[Stored items]
######
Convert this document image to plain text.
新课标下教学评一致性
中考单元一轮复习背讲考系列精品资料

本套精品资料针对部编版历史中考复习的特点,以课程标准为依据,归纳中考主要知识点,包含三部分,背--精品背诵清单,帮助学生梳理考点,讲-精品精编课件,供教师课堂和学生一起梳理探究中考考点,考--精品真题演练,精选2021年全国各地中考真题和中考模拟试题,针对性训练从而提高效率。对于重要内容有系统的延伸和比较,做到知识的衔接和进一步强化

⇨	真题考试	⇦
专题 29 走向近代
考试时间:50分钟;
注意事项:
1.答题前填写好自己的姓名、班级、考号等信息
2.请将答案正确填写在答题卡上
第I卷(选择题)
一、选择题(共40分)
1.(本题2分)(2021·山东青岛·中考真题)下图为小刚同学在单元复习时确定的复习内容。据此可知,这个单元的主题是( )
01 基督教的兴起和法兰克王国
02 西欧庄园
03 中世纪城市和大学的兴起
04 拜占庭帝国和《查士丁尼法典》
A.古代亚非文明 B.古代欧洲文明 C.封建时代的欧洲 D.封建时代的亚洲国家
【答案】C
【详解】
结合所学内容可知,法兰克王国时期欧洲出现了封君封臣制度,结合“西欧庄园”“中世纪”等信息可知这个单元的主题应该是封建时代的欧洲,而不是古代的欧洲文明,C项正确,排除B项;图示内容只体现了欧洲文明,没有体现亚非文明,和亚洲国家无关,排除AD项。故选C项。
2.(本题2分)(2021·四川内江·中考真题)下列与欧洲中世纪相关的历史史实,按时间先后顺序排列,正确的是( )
######
Prompt:
Your task is to print the whole listing again exactly.

Answer below:
Convert this document image to plain text.
新课标下教学评一致性
中考单元一轮复习背讲考系列精品资料

本套精品资料针对部编版历史中考复习的特点,以课程标准为依据,归纳中考主要知识点,包含三部分,背--精品背诵清单,帮助学生梳理考点,讲-精品精编课件,供教师课堂和学生一起梳理探究中考考点,考--精品真题演练,精选2021年全国各地中考真题和中考模拟试题,针对性训练从而提高效率。对于重要内容有系统的延伸和比较,做到知识的衔接和进一步强化

⇨	真题考试	⇦
专题 29 走向近代
考试时间:50分钟;
注意事项:
1.答题前填写好自己的姓名、班级、考号等信息
2.请将答案正确填写在答题卡上
第I卷(选择题)
一、选择题(共40分)
1.(本题2分)(2021·山东青岛·中考真题)下图为小刚同学在单元复习时确定的复习内容。据此可知,这个单元的主题是( )
01 基督教的兴起和法兰克王国
02 西欧庄园
03 中世纪城市和大学的兴起
04 拜占庭帝国和《查士丁尼法典》
A.古代亚非文明 B.古代欧洲文明 C.封建时代的欧洲 D.封建时代的亚洲国家
【答案】C
【详解】
结合所学内容可知,法兰克王国时期欧洲出现了封君封臣制度,结合“西欧庄园”“中世纪”等信息可知这个单元的主题应该是封建时代的欧洲,而不是古代的欧洲文明,C项正确,排除B项;图示内容只体现了欧洲文明,没有体现亚非文明,和亚洲国家无关,排除AD项。故选C项。
2.(本题2分)(2021·四川内江·中考真题)下列与欧洲中世纪相关的历史史实,按时间先后顺序排列,正确的是( )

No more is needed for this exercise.